> Dataset excerpts
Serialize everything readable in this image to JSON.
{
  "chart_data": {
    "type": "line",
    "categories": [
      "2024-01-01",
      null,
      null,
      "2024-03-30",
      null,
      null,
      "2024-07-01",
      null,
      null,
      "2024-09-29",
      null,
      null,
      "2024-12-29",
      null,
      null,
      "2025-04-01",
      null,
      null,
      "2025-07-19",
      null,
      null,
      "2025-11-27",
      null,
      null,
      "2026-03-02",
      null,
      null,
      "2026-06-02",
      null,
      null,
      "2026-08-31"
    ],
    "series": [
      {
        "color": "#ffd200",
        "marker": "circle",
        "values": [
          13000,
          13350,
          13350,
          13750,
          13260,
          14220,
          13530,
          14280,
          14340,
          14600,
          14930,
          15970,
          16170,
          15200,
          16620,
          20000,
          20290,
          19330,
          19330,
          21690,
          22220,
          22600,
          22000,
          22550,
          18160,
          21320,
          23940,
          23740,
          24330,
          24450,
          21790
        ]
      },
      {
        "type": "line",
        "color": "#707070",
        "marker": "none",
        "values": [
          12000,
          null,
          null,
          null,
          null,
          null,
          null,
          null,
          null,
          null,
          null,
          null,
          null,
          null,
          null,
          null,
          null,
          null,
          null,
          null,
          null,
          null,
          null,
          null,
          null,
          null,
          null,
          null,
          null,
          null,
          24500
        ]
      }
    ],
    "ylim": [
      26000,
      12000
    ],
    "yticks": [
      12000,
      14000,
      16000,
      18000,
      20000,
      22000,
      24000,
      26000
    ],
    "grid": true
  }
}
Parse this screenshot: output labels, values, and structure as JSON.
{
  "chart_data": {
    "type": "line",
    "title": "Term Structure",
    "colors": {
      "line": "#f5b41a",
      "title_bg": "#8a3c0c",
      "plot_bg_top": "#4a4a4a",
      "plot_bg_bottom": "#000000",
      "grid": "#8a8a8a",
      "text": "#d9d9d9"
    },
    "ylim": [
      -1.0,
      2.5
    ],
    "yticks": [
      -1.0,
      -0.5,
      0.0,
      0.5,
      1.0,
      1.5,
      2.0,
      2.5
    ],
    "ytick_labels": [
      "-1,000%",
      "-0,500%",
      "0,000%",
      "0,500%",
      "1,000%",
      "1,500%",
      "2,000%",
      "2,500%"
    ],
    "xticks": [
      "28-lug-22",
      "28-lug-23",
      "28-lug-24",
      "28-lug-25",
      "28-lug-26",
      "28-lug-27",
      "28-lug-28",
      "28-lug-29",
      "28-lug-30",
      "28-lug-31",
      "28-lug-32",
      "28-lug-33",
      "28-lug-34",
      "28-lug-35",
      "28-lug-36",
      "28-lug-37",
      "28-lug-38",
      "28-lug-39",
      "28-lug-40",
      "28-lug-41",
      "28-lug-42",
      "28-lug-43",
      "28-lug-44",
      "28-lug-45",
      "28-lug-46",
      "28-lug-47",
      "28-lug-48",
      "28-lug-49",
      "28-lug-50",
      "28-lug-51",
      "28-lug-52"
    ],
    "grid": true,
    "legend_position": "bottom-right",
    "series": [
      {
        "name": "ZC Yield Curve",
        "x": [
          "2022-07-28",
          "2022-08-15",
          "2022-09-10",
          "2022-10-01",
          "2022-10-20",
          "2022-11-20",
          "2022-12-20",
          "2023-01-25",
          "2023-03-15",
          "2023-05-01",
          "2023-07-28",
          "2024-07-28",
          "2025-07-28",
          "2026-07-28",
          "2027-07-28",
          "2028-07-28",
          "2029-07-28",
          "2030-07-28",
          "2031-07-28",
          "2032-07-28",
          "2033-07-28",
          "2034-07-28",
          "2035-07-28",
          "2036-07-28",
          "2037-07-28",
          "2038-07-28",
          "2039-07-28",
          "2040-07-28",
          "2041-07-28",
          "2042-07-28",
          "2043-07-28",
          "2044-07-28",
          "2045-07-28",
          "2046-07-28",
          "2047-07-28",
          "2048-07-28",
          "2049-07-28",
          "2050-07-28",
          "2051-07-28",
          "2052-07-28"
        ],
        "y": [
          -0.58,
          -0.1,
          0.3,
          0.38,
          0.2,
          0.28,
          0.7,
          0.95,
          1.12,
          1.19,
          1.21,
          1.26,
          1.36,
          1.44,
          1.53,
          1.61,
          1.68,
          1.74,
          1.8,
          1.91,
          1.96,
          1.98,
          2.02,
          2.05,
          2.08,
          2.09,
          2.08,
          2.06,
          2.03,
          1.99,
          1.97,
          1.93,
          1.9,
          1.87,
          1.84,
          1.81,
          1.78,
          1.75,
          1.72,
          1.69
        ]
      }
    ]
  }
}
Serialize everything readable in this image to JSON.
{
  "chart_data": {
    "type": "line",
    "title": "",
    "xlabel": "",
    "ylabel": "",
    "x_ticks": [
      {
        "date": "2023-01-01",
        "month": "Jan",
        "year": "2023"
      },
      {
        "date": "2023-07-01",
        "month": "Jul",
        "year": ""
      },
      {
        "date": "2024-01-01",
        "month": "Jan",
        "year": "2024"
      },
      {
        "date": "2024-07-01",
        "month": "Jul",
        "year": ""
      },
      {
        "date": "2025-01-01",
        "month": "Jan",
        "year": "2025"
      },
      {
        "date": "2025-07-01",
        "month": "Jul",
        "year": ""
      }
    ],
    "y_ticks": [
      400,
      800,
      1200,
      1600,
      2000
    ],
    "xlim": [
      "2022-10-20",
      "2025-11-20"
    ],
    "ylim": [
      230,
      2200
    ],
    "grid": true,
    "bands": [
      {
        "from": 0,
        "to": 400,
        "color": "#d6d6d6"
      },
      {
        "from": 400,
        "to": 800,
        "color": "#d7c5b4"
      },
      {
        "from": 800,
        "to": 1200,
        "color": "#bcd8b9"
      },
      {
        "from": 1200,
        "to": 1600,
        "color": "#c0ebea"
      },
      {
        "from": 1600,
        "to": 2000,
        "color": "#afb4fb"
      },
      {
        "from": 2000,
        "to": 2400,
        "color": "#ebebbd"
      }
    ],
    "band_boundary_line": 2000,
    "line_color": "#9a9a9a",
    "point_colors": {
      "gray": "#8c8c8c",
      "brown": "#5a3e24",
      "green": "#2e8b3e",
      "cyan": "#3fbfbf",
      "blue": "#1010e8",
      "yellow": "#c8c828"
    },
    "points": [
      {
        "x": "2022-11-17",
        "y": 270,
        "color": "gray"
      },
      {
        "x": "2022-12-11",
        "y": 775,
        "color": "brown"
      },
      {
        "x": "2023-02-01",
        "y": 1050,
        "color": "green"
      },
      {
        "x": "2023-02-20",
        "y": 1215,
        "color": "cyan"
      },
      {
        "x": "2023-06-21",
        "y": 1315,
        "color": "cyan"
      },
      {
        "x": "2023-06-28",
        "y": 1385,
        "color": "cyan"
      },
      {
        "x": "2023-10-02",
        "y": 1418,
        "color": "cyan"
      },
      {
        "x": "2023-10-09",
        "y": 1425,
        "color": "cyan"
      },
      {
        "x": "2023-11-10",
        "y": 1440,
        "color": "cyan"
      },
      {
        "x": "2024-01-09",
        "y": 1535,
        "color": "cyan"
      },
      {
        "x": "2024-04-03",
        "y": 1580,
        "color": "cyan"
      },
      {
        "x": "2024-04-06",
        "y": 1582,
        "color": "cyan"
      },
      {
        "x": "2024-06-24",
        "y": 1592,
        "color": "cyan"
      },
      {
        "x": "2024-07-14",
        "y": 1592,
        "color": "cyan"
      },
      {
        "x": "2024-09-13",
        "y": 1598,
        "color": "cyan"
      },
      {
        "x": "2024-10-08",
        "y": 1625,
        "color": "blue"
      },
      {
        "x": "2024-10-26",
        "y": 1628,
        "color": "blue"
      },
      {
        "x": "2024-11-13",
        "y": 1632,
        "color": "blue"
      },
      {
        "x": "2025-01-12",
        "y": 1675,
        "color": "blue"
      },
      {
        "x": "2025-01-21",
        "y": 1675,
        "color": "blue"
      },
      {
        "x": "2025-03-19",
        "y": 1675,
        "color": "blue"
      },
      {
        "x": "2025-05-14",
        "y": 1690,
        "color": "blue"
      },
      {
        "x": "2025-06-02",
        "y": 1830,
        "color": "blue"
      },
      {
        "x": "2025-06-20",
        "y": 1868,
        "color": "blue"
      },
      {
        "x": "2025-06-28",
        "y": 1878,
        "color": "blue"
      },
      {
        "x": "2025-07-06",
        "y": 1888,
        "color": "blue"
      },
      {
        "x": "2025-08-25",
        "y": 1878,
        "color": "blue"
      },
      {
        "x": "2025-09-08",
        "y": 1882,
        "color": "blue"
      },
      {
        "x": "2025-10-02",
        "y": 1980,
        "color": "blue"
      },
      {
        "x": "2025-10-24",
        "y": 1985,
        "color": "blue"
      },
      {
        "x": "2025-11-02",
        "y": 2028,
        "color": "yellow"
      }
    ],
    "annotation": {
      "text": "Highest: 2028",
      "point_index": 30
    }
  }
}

> Exercise task
Show every line from the entries above in which the word "grid" appears.

> Solved problem
    "grid": true
      "grid": "#8a8a8a",
    "grid": true,
    "grid": true,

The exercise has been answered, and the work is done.